(Dataset records)
= = = =
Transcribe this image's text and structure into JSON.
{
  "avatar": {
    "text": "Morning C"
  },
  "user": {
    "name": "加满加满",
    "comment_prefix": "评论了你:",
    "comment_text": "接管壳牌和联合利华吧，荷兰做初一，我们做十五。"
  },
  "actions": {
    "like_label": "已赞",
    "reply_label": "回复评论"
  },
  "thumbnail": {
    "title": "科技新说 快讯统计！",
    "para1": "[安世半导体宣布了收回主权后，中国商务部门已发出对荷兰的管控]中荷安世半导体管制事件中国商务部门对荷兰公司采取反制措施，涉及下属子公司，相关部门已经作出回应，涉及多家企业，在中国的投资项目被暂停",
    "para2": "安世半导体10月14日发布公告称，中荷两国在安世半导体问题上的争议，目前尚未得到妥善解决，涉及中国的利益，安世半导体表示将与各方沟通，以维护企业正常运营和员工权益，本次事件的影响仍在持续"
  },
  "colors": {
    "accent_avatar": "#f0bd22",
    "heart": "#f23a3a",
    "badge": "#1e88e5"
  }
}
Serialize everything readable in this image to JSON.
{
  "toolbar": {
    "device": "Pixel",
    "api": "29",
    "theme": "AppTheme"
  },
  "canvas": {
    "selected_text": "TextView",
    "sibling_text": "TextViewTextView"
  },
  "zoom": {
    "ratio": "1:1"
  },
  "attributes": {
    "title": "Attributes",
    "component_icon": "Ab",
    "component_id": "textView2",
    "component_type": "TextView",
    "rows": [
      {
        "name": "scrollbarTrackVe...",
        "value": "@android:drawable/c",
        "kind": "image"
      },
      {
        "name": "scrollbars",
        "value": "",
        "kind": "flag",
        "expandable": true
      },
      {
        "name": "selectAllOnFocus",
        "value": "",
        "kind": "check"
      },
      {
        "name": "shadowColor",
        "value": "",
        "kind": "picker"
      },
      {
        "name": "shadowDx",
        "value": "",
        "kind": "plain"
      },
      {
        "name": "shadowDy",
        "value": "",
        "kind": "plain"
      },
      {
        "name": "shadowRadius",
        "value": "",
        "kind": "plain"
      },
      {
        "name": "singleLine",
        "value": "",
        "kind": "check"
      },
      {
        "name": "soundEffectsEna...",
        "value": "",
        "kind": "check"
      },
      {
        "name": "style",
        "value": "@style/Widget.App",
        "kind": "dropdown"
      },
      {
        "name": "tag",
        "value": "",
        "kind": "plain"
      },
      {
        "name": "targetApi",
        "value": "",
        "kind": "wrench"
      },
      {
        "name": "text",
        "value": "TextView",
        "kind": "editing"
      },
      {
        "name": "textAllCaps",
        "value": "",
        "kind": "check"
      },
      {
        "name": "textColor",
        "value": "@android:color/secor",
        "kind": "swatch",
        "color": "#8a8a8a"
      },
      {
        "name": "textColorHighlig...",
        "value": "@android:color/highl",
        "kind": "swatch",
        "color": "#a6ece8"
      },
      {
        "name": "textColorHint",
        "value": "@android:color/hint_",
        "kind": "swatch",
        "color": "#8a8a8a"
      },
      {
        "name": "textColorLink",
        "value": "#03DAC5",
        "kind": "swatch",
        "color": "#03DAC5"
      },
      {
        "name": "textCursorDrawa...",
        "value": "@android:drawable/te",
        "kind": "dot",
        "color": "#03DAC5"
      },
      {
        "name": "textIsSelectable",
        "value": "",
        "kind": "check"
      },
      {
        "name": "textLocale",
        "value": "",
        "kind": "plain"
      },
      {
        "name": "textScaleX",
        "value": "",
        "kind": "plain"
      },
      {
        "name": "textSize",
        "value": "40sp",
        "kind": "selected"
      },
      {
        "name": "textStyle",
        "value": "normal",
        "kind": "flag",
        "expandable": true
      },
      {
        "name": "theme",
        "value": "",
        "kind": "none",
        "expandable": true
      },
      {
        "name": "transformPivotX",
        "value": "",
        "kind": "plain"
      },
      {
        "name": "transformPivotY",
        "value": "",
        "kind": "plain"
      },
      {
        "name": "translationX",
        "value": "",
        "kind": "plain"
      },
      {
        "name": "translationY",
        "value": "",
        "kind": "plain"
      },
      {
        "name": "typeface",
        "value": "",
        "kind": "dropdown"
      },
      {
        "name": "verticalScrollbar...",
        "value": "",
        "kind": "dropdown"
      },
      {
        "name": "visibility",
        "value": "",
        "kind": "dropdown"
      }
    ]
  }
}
= = = =
Work required: Using the material above, copy every line in which the string "android" occurs.

Expected answer:
        "value": "@android:drawable/c",
        "value": "@android:color/secor",
        "value": "@android:color/highl",
        "value": "@android:color/hint_",
        "value": "@android:drawable/te",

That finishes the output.